▸ **Tareas y ejercicios**
1. Responda según el texto sobre los residuos electrónicos:
(a) ¿Cuántos kilos de residuos eléctricos y electrónicos genera al año cada persona en Chile, en promedio?
(b) ¿Qué organismo hizo el estudio sobre el destino de estos residuos y de qué año es?
(c) ¿Cuántas toneladas suman en total la quinta y la sexta exportación de la Fundación Chilenter?
2. Escriba una continuación del texto sobre el reciclaje de residuos electrónicos en Chile a partir de su último párrafo.

En el mundo se generan 41,8 millones de toneladas de residuos eléctricos y electrónicos (RAEES) al año, con un promedio de 5,9 kilos al año por persona, de acuerdo con los datos de Naciones Unidas.

Sin embargo, en Chile el promedio está sobre ese total, alcanzando 9,9 kilos al año, siendo  la cifra más alta de Latinoamérica dejando atrás a países como Brasil y Argentina que tienen 7,0 kg por persona, o Uruguay que genera 9,4 kg, por persona al año.

Por ese motivo, es que el reciclaje de este tipo de productos se vuelve fundamental, con el fin de reducir la cantidad de desechos de electrónicos que llegan hasta los vertederos.

Cabe mencionar que según un estudio del Ministerio del Medio Ambiente -fechado en 2011-  el 81%  de los residuos electrónicos tiene destino desconocido, mientras que el 19% restante o son enviados a rellenos sanitarios, junto a residuos domésticos o se disponen en vertederos.

En esta línea, la Fundación Chilenter concretó su quinta y sexta exportaciones del año, con los envíos más voluminosos hasta ahora, que suman un total de 25,07 toneladas de diferentes componentes computacionales, clasificados dentro de la lista verde residuos del convenio de Basilea.

Según datos entregados por la organización a Publimetro, en lo que va de este año -hasta el mes de noviembre-  se recolectaron 242 toneladas de residuos electrónicos a nivel nacional, unas 69 toneladas se exportaron, evitando de esta manera que 311 toneladas de este tipo de materiales llegara hasta los centros de disposición de basura.

El reciclaje de aparatos electrónicos considera además de la obtención de los metales preciosos que forman parte de procesadores, memorias RAM, impresoras, CPU’s, cables, circuitos impresos, lectores de DVD y CD, entre otros componentes, la disposición segura de los residuos peligrosos contenidos en estos aparatos.

Datos de análisis del diseño de página
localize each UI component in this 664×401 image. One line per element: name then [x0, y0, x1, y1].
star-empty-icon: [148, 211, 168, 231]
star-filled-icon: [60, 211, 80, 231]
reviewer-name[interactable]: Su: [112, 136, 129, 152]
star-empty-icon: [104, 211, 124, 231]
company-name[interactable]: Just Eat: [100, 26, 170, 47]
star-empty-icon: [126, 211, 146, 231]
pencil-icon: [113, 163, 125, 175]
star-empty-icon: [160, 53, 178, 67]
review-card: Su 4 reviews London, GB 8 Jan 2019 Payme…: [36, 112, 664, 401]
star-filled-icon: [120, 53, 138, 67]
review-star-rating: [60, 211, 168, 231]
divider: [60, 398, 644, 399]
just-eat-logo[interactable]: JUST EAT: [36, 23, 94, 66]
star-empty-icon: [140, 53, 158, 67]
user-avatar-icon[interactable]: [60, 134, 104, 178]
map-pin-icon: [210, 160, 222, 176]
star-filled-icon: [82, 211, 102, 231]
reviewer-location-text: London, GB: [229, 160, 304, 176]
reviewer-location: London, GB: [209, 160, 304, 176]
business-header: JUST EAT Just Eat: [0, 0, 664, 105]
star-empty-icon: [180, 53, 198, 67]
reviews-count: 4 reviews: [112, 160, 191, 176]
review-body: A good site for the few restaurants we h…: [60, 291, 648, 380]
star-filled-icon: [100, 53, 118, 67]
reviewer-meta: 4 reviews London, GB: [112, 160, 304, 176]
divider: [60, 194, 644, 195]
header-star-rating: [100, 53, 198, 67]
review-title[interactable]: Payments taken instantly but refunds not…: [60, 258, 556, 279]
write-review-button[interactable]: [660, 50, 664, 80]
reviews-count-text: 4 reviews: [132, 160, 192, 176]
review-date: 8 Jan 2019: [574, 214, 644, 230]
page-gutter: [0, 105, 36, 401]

▸ **Respuestas**
1.
(a) 9,9 kilos al año.
(b) El Ministerio del Medio Ambiente, en 2011.
(c) 25,07 toneladas.

2.
Sobre el último embarque enviado al extranjero por Chilenter, 18,57 toneladas de diferentes componentes de medio grado de concentración de metales preciosos, como lectores de CD/DVD y discos duros fueron destinadas a Holanda, mientras que el segundo envío consistió en 6,5 toneladas de circuitos impresos, de alto y medio grado, los que se fueron a Japón.

Para la directora ejecutiva de la Fundación, Irina Reyes, el trabajo que realizan se basa en la convicción de que “podemos transformar los desechado en algo apreciado, por eso tomamos la decisión de evitar enviar residuos a rellenos de seguridad, donde a la larga igual son un peligro para el medio ambiente, además una pérdida de materias primas y energía”.

“Por eso optamos por enviarlos al extranjero para ser tratados por industrias más avanzadas en reciclaje. En nuestro país cada persona genera al año 9,9 kilos de basura electrónica y se espera que la cifra crezca, es por eso que hemos centrado todos nuestros esfuerzos para hacernos cargo del tema, contribuyendo cada día más a tener un Chile más limpio y sustentable”, concluye.